RECORD EXTRACTS Block Start

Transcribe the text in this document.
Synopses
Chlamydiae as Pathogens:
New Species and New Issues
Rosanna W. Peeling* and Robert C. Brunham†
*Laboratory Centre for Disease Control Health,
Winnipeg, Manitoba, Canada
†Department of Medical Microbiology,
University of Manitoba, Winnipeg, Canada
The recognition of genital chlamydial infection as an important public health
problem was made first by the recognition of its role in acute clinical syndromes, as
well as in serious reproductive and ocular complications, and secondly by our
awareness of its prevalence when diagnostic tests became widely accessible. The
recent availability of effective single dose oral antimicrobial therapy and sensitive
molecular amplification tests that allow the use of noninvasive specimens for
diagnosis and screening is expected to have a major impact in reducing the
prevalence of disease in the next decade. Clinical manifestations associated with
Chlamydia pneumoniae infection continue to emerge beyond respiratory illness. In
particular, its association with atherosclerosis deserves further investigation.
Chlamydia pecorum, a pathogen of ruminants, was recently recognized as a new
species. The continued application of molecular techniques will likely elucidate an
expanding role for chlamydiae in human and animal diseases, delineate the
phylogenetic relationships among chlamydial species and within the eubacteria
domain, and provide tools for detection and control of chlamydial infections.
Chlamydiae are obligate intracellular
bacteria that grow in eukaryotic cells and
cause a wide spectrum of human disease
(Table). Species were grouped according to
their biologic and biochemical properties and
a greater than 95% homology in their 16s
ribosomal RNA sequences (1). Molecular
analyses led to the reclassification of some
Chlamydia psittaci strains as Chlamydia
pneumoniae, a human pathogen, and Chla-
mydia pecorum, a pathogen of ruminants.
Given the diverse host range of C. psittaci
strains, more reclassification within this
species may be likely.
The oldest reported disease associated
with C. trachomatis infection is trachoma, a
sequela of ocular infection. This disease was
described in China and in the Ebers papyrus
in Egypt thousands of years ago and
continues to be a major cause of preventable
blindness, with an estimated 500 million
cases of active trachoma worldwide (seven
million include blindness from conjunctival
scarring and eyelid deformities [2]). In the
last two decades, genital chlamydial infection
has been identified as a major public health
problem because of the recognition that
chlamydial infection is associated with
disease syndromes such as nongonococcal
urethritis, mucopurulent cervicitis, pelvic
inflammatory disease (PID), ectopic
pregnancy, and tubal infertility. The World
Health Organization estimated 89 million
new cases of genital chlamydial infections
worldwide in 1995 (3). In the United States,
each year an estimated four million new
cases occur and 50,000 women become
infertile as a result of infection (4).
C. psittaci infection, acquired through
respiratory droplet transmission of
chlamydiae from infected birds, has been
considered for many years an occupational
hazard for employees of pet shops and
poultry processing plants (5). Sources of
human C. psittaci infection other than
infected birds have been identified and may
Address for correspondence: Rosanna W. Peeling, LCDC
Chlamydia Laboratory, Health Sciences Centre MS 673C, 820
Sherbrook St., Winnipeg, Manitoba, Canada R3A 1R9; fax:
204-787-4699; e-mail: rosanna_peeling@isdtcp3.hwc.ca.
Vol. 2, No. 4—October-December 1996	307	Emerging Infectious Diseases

RECORD EXTRACTS Block End

_AIM OF THE EXERCISE_
Retype the whole listing above exactly as it appears.

_EXPECTED OUTPUT_
Transcribe the text in this document.
Synopses
Chlamydiae as Pathogens:
New Species and New Issues
Rosanna W. Peeling* and Robert C. Brunham†
*Laboratory Centre for Disease Control Health,
Winnipeg, Manitoba, Canada
†Department of Medical Microbiology,
University of Manitoba, Winnipeg, Canada
The recognition of genital chlamydial infection as an important public health
problem was made first by the recognition of its role in acute clinical syndromes, as
well as in serious reproductive and ocular complications, and secondly by our
awareness of its prevalence when diagnostic tests became widely accessible. The
recent availability of effective single dose oral antimicrobial therapy and sensitive
molecular amplification tests that allow the use of noninvasive specimens for
diagnosis and screening is expected to have a major impact in reducing the
prevalence of disease in the next decade. Clinical manifestations associated with
Chlamydia pneumoniae infection continue to emerge beyond respiratory illness. In
particular, its association with atherosclerosis deserves further investigation.
Chlamydia pecorum, a pathogen of ruminants, was recently recognized as a new
species. The continued application of molecular techniques will likely elucidate an
expanding role for chlamydiae in human and animal diseases, delineate the
phylogenetic relationships among chlamydial species and within the eubacteria
domain, and provide tools for detection and control of chlamydial infections.
Chlamydiae are obligate intracellular
bacteria that grow in eukaryotic cells and
cause a wide spectrum of human disease
(Table). Species were grouped according to
their biologic and biochemical properties and
a greater than 95% homology in their 16s
ribosomal RNA sequences (1). Molecular
analyses led to the reclassification of some
Chlamydia psittaci strains as Chlamydia
pneumoniae, a human pathogen, and Chla-
mydia pecorum, a pathogen of ruminants.
Given the diverse host range of C. psittaci
strains, more reclassification within this
species may be likely.
The oldest reported disease associated
with C. trachomatis infection is trachoma, a
sequela of ocular infection. This disease was
described in China and in the Ebers papyrus
in Egypt thousands of years ago and
continues to be a major cause of preventable
blindness, with an estimated 500 million
cases of active trachoma worldwide (seven
million include blindness from conjunctival
scarring and eyelid deformities [2]). In the
last two decades, genital chlamydial infection
has been identified as a major public health
problem because of the recognition that
chlamydial infection is associated with
disease syndromes such as nongonococcal
urethritis, mucopurulent cervicitis, pelvic
inflammatory disease (PID), ectopic
pregnancy, and tubal infertility. The World
Health Organization estimated 89 million
new cases of genital chlamydial infections
worldwide in 1995 (3). In the United States,
each year an estimated four million new
cases occur and 50,000 women become
infertile as a result of infection (4).
C. psittaci infection, acquired through
respiratory droplet transmission of
chlamydiae from infected birds, has been
considered for many years an occupational
hazard for employees of pet shops and
poultry processing plants (5). Sources of
human C. psittaci infection other than
infected birds have been identified and may
Address for correspondence: Rosanna W. Peeling, LCDC
Chlamydia Laboratory, Health Sciences Centre MS 673C, 820
Sherbrook St., Winnipeg, Manitoba, Canada R3A 1R9; fax:
204-787-4699; e-mail: rosanna_peeling@isdtcp3.hwc.ca.
Vol. 2, No. 4—October-December 1996	307	Emerging Infectious Diseases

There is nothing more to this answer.